Text:
┌──

Vom Gipfel bekommen die meisten in der Stadt wenig mit. Vom Protest der Gegner hingegen schon. Viele friedliche und gewalttätige Aktionen halten nicht nur die Polizei in Atem

Freitag, 7. Juli: Der erste Gipfeltag. Es wird ein schwarzer Tag für Hamburg – ein Tag voller Gewalttaten. Hier das Protokoll.

6.53 Uhr: Bei einem Polizeieinsatz am Rondenbarg werden 14 Demonstranten verletzt, elf davon schwer. Sie versuchten nach Auskunft der Feuerwehr, über eine Mauer mit ­Absperrgittern zu klettern, um sich Zutritt zu einem Firmengelände zu verschaffen. Das Gitter bricht zusammen, die Menschen stürzen etwa vier Meter in die Tiefe.

6.54 Uhr: Auf dem Gelände eines Autohändlers im Stadtteil Marienthal brennen Autoreifen. 60 Feuerwehrleute sind im Einsatz. Ob es einen Zusammenhang mit den Protesten gegen den Gipfel gibt, ist unklar.

7.40 Uhr: Ein Schwarzer Block mit rund 60 Teilnehmern bewegt sich auf der Elbchaussee Richtung Rathaus Altona. Ungestört von der Polizei, die nicht zu sehen ist, werden mindestens 20 Autos angezündet, Mülltonnen in Brand gesteckt, Scheiben eingeschlagen, Bushaltestellen demoliert. Über die Max-Brauer-Allee geht es ungehindert weiter in die Große Bergstraße. Auch dort zerstörte Fensterscheiben, bei Ikea brennt es kurzzeitig.

7.54 Uhr: Am Berliner Tor startet eine Demonstration mit 200 Teilnehmern. Es kommt zu Rangeleien mit der Polizei, an den Landungsbrücken setzen sich mehr als 1000 weiß und lila gekleidete Menschen in Bewegung.

8.25 Uhr: Demonstranten blockieren ­S-Bahn-Gleise zwischen den Bahnhöfen Altona und Elbgaustraße.

9.13 Uhr: Am Michel werden rund 500 Demonstranten kurzzeitig von der Polizei eingekesselt, dürfen dann aber weiterziehen.

9.25 Uhr: Der Demonstrationszug, der sich auf der Veddel gebildet hat, wird von der Polizei vor der Argentinienbrücke auf Steinwerder gestoppt. Das Ziel des Zuges, die Köhlbrandbrücke, wird nicht erreicht.

└──

Vorliegende Einträge:
┌──

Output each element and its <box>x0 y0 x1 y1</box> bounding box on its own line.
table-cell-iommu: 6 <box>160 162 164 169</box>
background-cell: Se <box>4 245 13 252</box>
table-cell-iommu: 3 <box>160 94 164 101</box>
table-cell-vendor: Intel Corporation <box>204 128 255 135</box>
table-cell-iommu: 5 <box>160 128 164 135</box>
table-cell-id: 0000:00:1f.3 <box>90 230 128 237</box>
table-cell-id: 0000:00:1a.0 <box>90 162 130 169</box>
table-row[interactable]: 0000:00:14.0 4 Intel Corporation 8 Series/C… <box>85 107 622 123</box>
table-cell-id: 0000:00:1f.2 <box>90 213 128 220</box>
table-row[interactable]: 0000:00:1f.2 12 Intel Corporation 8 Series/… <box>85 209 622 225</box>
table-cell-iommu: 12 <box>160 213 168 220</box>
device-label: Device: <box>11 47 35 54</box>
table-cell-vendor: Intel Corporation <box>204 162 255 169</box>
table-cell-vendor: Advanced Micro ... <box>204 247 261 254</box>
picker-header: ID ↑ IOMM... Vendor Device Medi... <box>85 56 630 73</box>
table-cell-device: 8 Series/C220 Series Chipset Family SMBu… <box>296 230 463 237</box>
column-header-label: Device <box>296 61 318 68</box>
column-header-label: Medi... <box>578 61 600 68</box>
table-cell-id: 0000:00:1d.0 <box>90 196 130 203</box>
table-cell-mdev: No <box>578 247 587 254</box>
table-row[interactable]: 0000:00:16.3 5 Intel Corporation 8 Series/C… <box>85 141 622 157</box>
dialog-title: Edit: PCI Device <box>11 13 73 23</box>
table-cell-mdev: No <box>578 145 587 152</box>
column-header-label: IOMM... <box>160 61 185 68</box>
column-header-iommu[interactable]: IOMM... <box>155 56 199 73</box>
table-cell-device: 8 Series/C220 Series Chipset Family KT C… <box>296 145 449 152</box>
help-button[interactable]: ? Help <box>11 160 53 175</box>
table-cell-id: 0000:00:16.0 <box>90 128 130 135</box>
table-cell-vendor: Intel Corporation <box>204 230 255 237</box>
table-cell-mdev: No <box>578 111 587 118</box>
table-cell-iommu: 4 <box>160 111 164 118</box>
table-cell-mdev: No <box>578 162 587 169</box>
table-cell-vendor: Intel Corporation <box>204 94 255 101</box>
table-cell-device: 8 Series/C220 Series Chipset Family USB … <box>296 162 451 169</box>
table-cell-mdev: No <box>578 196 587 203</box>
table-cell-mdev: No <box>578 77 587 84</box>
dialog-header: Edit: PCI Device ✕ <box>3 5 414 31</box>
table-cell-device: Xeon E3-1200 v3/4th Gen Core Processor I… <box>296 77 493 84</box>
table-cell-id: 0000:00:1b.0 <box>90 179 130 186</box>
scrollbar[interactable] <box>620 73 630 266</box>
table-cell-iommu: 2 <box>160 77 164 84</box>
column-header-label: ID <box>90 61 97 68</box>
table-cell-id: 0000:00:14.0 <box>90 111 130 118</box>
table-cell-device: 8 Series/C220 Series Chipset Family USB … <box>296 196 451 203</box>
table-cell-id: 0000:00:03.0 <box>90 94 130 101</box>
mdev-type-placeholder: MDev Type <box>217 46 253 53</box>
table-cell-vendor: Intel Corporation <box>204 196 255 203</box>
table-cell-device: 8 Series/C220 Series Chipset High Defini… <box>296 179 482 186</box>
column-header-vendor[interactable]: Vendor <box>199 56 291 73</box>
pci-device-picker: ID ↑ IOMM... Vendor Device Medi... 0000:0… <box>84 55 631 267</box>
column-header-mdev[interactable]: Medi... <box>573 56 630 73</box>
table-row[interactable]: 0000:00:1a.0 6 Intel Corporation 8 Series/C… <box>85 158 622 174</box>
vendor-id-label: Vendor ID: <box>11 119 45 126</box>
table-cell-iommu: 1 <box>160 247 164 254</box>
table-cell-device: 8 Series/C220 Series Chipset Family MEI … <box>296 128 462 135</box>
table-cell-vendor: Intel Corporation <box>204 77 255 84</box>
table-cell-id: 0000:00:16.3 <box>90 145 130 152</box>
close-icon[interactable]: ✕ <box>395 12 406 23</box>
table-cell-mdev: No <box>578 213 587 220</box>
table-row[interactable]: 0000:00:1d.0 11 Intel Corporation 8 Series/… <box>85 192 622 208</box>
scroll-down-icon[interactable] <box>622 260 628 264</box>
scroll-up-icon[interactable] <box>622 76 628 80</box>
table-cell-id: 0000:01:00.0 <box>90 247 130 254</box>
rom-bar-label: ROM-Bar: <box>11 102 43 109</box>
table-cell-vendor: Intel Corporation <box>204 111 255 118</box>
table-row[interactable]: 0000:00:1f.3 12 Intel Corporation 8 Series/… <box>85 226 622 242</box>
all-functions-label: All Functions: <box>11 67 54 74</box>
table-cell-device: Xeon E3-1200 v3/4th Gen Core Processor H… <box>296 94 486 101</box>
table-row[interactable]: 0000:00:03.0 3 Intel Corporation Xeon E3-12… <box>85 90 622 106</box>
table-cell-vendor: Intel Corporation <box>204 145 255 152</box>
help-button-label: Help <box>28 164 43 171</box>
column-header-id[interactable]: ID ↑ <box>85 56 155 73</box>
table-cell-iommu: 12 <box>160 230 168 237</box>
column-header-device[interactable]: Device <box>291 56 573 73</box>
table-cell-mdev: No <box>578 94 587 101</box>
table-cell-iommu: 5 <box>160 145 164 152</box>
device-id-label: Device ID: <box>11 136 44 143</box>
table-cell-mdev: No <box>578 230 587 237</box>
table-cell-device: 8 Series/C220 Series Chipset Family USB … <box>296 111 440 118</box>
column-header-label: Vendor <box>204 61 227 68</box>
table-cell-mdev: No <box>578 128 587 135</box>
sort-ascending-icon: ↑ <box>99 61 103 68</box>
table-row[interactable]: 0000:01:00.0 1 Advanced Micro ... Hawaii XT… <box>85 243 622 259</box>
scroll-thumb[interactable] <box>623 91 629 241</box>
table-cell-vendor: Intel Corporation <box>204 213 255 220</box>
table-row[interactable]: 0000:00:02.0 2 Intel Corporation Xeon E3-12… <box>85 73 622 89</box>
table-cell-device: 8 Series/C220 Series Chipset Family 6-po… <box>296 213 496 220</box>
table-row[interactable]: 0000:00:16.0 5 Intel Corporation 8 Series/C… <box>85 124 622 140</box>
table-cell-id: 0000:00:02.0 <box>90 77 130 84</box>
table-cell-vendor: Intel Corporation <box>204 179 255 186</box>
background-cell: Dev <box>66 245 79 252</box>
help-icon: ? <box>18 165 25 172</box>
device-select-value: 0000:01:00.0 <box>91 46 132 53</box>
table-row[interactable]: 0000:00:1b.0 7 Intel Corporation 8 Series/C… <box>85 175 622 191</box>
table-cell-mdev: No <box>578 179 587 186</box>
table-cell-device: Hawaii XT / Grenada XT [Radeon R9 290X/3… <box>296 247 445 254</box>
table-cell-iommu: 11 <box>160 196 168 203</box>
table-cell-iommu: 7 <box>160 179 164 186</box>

└──

Aufgabe 1: Übersetzen Sie aus dem Protokoll zum ersten Gipfeltag den Satz „Das Gitter bricht zusammen, die Menschen stürzen etwa vier Meter in die Tiefe.“ ins Englische.
Aufgabe 2: Erklären Sie mithilfe des Protokolls in ein bis drei Sätzen, wie es laut Feuerwehr am Rondenbarg zu den Verletzungen der 14 Demonstranten kam.
Verwenden Sie nur den Text.

Richtige Antwort 1: The railing collapses, and the people fall about four meters down.

Richtige Antwort 2: Die Demonstranten wollten über eine Mauer mit Absperrgittern klettern, um auf ein Firmengelände zu gelangen. Das Gitter brach zusammen, und sie stürzten etwa vier Meter in die Tiefe.